▶ **Your goal**
Gather each line in the entries that includes the string "this".

— Start Recorded information —

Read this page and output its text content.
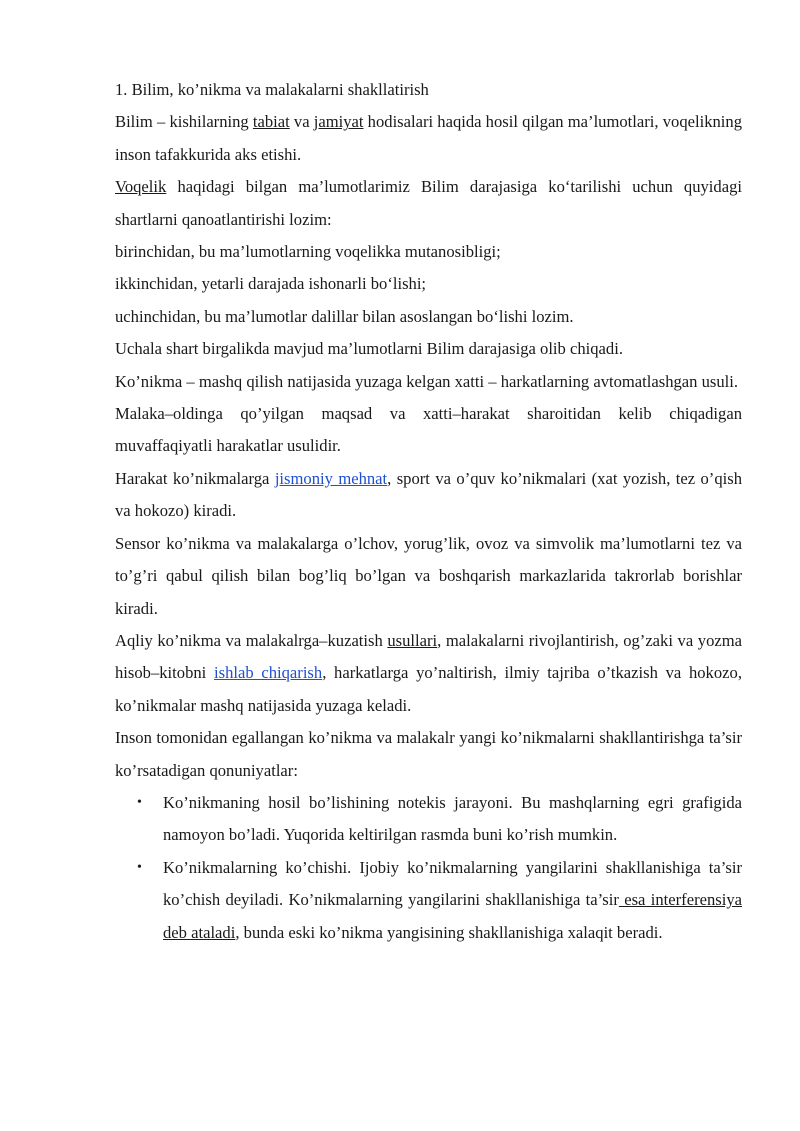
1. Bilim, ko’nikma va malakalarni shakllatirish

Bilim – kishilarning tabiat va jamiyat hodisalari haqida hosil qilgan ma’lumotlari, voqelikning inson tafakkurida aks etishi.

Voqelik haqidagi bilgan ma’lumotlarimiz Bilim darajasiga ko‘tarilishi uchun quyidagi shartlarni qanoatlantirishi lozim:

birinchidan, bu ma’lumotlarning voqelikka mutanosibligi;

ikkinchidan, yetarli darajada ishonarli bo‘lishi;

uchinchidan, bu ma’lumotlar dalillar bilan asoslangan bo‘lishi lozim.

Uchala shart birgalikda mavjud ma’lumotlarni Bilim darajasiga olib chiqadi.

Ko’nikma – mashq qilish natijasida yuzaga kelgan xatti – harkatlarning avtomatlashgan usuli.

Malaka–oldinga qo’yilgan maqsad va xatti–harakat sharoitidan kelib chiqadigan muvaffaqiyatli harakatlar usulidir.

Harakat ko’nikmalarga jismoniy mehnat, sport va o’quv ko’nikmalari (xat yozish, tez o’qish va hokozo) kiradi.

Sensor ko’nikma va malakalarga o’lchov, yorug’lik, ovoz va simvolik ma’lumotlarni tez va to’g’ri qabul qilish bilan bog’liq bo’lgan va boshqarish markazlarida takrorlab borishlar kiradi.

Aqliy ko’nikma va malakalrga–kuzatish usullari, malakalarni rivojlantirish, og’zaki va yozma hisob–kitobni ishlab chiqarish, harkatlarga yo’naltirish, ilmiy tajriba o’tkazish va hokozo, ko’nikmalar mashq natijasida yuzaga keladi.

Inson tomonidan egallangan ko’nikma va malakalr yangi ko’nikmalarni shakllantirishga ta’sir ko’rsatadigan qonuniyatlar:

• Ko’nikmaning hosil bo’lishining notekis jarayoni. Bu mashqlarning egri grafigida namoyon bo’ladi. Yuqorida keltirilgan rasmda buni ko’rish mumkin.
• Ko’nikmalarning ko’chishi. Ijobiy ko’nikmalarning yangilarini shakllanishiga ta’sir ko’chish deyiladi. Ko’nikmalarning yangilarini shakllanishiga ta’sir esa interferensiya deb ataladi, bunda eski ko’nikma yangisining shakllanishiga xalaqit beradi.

— End Recorded information —
— Start Recorded information —

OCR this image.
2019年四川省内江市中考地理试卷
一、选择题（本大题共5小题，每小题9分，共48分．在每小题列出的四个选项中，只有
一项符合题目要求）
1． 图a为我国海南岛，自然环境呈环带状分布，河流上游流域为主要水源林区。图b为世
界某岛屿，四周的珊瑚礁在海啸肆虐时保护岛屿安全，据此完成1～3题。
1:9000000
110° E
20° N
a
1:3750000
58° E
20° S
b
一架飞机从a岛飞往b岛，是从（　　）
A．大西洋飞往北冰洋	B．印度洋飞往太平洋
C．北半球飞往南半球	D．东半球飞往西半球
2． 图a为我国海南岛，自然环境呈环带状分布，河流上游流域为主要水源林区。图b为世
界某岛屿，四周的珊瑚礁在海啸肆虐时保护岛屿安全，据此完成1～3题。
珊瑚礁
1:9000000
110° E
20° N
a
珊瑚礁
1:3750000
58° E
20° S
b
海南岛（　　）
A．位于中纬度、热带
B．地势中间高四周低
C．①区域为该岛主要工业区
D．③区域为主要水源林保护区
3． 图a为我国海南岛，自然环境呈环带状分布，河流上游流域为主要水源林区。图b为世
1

— End Recorded information —
— Start Recorded information —

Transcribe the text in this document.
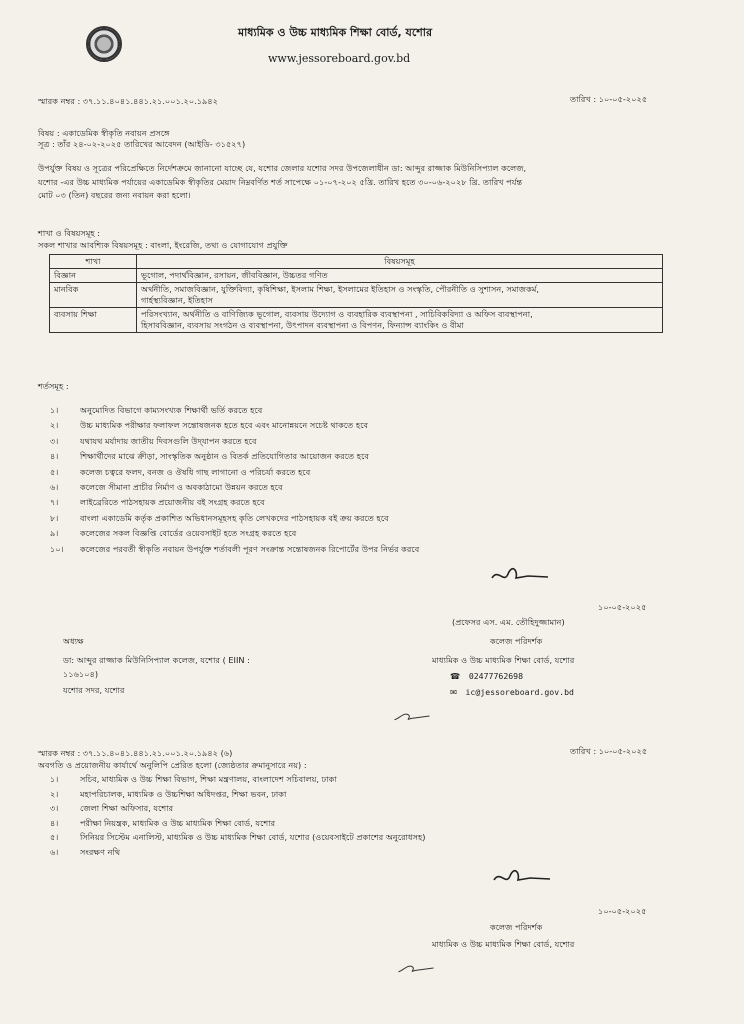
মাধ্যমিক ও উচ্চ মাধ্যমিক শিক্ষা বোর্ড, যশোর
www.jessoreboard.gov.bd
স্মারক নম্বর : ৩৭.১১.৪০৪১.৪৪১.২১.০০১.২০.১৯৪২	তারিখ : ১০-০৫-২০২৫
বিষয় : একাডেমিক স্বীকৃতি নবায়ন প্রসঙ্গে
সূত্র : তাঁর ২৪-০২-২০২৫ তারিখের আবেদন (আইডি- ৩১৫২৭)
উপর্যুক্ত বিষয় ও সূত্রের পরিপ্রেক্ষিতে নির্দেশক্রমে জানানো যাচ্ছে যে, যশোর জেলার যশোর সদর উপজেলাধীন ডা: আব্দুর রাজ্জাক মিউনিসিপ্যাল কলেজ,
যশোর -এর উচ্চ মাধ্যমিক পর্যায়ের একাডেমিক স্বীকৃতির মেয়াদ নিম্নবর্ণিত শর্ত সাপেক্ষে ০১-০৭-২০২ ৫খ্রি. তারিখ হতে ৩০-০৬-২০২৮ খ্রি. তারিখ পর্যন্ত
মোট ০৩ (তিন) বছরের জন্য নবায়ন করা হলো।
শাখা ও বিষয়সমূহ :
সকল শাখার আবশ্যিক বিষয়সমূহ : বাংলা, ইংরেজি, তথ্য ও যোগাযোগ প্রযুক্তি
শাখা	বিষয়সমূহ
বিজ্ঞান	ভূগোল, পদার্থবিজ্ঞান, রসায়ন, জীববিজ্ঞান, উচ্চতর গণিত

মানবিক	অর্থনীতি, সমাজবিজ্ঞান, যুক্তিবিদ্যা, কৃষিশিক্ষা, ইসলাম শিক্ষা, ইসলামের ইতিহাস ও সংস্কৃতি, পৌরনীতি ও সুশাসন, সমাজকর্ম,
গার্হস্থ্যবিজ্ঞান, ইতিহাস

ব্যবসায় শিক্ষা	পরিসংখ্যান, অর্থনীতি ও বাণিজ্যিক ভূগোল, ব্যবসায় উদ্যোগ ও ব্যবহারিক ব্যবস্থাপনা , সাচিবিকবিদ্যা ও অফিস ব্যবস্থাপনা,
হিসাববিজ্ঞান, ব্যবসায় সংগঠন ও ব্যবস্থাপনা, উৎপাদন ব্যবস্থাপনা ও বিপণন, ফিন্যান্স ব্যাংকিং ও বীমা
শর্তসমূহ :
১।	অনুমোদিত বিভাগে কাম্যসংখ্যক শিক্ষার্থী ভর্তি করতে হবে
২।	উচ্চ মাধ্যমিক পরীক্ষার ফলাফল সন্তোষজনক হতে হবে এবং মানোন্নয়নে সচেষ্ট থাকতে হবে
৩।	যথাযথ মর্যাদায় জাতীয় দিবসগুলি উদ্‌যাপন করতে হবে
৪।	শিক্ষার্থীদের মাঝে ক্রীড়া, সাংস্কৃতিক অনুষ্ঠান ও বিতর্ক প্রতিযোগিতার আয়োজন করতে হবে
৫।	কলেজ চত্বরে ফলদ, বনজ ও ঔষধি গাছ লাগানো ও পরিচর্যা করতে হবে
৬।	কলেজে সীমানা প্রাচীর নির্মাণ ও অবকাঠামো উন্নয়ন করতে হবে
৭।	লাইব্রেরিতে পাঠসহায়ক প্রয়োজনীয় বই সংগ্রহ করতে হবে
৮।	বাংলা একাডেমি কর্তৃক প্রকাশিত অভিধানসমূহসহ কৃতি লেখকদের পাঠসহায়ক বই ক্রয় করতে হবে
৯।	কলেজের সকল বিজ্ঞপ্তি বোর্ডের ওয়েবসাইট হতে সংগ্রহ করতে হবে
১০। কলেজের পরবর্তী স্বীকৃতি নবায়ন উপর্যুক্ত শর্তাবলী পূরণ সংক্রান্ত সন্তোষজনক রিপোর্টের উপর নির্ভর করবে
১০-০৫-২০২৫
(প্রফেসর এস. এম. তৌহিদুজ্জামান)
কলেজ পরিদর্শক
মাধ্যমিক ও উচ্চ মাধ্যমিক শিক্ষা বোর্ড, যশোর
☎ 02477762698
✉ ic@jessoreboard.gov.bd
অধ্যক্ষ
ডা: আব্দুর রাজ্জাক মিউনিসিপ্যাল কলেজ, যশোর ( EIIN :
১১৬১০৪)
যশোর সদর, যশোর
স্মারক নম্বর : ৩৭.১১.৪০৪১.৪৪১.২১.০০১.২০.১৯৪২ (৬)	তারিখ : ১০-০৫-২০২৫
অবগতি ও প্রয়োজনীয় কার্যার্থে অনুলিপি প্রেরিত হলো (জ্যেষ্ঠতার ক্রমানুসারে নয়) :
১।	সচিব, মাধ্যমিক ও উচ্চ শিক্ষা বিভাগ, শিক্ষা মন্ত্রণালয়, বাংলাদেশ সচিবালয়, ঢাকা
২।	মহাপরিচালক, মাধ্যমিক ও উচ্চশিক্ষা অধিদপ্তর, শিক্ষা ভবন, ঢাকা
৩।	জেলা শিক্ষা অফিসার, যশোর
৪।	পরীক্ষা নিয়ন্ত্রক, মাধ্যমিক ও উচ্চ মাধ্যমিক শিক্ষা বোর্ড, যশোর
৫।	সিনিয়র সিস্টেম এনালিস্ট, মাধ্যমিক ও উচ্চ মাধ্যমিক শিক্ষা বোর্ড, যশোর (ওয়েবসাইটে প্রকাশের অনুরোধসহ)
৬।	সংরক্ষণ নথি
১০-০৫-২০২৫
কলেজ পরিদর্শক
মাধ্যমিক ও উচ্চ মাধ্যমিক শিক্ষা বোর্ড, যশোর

— End Recorded information —

▶ **The solution**
Read this page and output its text content.
OCR this image.
Transcribe the text in this document.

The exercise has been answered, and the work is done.